=== WHAT THE TASK REQUIRES ===
Calculate how many lines in the following records hold the word "this", and report that number without comment.

Rows from a figure dataset
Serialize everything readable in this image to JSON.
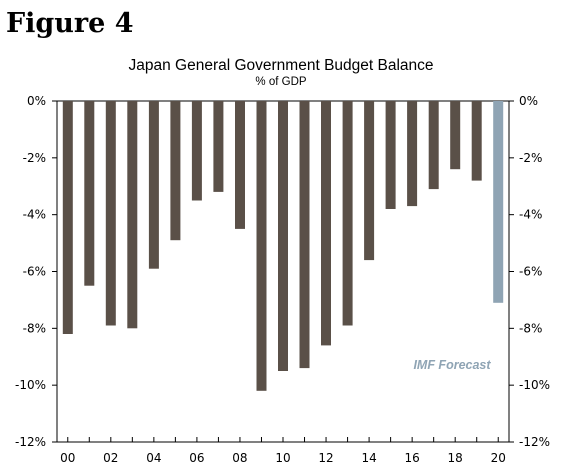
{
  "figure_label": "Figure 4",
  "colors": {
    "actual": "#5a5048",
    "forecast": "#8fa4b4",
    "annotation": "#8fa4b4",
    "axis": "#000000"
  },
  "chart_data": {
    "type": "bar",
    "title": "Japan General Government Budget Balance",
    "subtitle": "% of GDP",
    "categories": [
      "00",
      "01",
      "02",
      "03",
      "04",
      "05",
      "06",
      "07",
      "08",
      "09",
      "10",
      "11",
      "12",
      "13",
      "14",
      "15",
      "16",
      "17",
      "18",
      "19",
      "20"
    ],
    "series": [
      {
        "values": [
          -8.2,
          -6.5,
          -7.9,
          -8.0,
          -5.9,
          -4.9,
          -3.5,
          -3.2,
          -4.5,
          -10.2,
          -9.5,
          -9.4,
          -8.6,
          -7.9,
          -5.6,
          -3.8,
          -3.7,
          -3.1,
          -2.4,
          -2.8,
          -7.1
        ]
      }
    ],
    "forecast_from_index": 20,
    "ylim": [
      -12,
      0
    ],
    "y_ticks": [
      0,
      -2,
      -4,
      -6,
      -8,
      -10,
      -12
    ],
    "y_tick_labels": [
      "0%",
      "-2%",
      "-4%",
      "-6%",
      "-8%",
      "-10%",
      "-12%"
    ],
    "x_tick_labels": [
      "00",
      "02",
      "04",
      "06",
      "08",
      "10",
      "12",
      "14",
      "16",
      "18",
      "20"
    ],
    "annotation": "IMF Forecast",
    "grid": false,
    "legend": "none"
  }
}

* * *

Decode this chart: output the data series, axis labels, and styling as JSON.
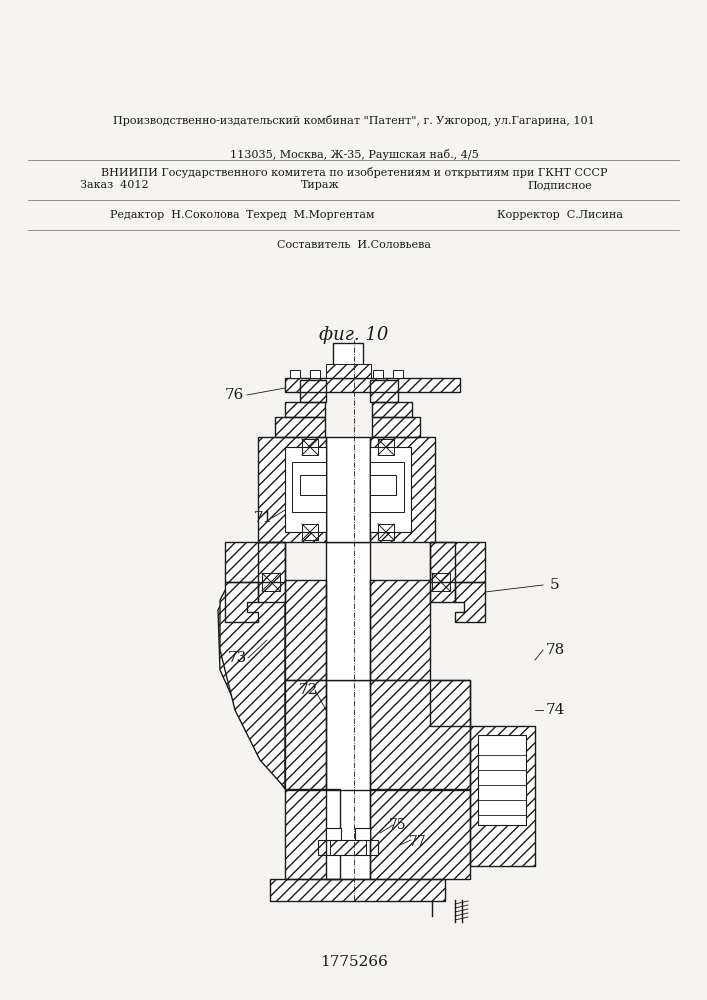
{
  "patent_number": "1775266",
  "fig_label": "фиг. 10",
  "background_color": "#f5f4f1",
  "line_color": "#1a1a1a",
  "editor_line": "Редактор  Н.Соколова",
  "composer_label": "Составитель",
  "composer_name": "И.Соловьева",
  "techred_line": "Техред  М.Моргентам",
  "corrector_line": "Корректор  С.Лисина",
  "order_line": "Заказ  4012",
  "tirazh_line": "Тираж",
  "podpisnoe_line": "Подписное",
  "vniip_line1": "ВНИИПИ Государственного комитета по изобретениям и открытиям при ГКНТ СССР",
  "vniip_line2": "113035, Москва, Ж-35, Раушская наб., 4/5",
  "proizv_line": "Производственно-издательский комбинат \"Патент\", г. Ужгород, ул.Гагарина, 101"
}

=== REPLY ===
2